Count how many lines contain "частоты" and reply with that number only.

___ Exercise material ___

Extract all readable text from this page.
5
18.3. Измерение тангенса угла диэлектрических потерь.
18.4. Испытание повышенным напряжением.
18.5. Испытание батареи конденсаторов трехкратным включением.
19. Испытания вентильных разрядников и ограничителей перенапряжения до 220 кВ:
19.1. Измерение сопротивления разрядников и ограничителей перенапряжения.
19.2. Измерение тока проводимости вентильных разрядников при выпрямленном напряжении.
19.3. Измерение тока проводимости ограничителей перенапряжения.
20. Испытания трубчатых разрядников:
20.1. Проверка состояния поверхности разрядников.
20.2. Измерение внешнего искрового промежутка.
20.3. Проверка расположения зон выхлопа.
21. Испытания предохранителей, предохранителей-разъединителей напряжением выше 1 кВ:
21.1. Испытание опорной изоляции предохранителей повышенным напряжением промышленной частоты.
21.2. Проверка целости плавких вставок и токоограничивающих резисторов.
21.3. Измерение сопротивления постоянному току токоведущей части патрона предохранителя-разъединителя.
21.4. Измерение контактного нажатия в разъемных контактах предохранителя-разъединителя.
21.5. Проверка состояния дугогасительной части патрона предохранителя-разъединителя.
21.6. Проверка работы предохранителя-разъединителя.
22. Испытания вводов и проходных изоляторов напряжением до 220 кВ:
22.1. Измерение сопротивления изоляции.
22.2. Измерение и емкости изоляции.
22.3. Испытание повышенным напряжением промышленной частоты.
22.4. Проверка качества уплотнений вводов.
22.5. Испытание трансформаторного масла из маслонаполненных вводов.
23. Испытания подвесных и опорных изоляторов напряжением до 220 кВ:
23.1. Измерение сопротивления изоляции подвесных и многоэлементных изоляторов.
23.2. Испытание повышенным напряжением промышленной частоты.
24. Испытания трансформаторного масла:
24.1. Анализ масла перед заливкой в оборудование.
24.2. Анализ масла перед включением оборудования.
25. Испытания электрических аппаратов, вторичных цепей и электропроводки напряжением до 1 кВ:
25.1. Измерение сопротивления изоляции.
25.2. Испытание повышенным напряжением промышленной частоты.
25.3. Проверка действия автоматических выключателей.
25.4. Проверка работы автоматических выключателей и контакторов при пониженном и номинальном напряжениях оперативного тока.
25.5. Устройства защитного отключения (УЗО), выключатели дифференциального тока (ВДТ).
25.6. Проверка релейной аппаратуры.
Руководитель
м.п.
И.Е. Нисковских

___

_Output_
4